Recorded information –
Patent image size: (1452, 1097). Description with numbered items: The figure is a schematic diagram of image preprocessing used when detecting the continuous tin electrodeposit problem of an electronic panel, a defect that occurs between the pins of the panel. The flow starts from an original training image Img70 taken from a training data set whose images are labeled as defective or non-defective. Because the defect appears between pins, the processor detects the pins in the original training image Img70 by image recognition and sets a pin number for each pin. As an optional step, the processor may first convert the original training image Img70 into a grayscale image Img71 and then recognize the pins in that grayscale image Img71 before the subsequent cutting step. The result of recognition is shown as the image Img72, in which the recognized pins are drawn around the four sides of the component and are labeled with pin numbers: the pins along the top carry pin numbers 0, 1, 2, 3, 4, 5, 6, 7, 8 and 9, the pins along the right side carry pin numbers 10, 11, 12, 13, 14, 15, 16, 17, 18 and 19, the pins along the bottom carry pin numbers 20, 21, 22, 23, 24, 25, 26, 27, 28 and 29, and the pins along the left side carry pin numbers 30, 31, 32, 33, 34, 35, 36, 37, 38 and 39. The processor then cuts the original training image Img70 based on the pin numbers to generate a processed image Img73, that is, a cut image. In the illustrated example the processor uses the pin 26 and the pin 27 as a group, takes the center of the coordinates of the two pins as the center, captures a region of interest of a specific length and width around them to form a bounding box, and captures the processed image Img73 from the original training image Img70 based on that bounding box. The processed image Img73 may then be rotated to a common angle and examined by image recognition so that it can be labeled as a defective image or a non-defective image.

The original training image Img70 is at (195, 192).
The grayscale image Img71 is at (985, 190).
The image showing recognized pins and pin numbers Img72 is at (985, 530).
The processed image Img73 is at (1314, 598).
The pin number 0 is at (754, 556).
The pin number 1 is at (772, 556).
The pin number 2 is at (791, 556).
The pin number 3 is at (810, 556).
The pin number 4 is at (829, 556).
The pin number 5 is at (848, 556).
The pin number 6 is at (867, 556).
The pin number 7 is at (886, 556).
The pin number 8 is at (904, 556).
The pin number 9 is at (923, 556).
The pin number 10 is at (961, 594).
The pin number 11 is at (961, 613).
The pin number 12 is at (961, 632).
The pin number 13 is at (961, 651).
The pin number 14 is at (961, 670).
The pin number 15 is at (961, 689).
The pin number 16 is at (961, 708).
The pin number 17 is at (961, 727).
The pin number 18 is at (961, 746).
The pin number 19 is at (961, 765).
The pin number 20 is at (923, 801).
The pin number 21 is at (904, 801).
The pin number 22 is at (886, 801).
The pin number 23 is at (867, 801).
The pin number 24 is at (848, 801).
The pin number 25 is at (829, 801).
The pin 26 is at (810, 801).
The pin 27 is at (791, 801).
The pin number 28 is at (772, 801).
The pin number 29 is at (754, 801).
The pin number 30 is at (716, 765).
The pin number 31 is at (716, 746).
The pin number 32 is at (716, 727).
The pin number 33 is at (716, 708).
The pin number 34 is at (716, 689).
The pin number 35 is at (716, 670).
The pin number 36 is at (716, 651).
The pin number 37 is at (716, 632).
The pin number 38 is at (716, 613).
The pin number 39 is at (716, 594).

What is needed –
Copy every line above word for word.

In response –
Patent image size: (1452, 1097). Description with numbered items: The figure is a schematic diagram of image preprocessing used when detecting the continuous tin electrodeposit problem of an electronic panel, a defect that occurs between the pins of the panel. The flow starts from an original training image Img70 taken from a training data set whose images are labeled as defective or non-defective. Because the defect appears between pins, the processor detects the pins in the original training image Img70 by image recognition and sets a pin number for each pin. As an optional step, the processor may first convert the original training image Img70 into a grayscale image Img71 and then recognize the pins in that grayscale image Img71 before the subsequent cutting step. The result of recognition is shown as the image Img72, in which the recognized pins are drawn around the four sides of the component and are labeled with pin numbers: the pins along the top carry pin numbers 0, 1, 2, 3, 4, 5, 6, 7, 8 and 9, the pins along the right side carry pin numbers 10, 11, 12, 13, 14, 15, 16, 17, 18 and 19, the pins along the bottom carry pin numbers 20, 21, 22, 23, 24, 25, 26, 27, 28 and 29, and the pins along the left side carry pin numbers 30, 31, 32, 33, 34, 35, 36, 37, 38 and 39. The processor then cuts the original training image Img70 based on the pin numbers to generate a processed image Img73, that is, a cut image. In the illustrated example the processor uses the pin 26 and the pin 27 as a group, takes the center of the coordinates of the two pins as the center, captures a region of interest of a specific length and width around them to form a bounding box, and captures the processed image Img73 from the original training image Img70 based on that bounding box. The processed image Img73 may then be rotated to a common angle and examined by image recognition so that it can be labeled as a defective image or a non-defective image.

The original training image Img70 is at (195, 192).
The grayscale image Img71 is at (985, 190).
The image showing recognized pins and pin numbers Img72 is at (985, 530).
The processed image Img73 is at (1314, 598).
The pin number 0 is at (754, 556).
The pin number 1 is at (772, 556).
The pin number 2 is at (791, 556).
The pin number 3 is at (810, 556).
The pin number 4 is at (829, 556).
The pin number 5 is at (848, 556).
The pin number 6 is at (867, 556).
The pin number 7 is at (886, 556).
The pin number 8 is at (904, 556).
The pin number 9 is at (923, 556).
The pin number 10 is at (961, 594).
The pin number 11 is at (961, 613).
The pin number 12 is at (961, 632).
The pin number 13 is at (961, 651).
The pin number 14 is at (961, 670).
The pin number 15 is at (961, 689).
The pin number 16 is at (961, 708).
The pin number 17 is at (961, 727).
The pin number 18 is at (961, 746).
The pin number 19 is at (961, 765).
The pin number 20 is at (923, 801).
The pin number 21 is at (904, 801).
The pin number 22 is at (886, 801).
The pin number 23 is at (867, 801).
The pin number 24 is at (848, 801).
The pin number 25 is at (829, 801).
The pin 26 is at (810, 801).
The pin 27 is at (791, 801).
The pin number 28 is at (772, 801).
The pin number 29 is at (754, 801).
The pin number 30 is at (716, 765).
The pin number 31 is at (716, 746).
The pin number 32 is at (716, 727).
The pin number 33 is at (716, 708).
The pin number 34 is at (716, 689).
The pin number 35 is at (716, 670).
The pin number 36 is at (716, 651).
The pin number 37 is at (716, 632).
The pin number 38 is at (716, 613).
The pin number 39 is at (716, 594).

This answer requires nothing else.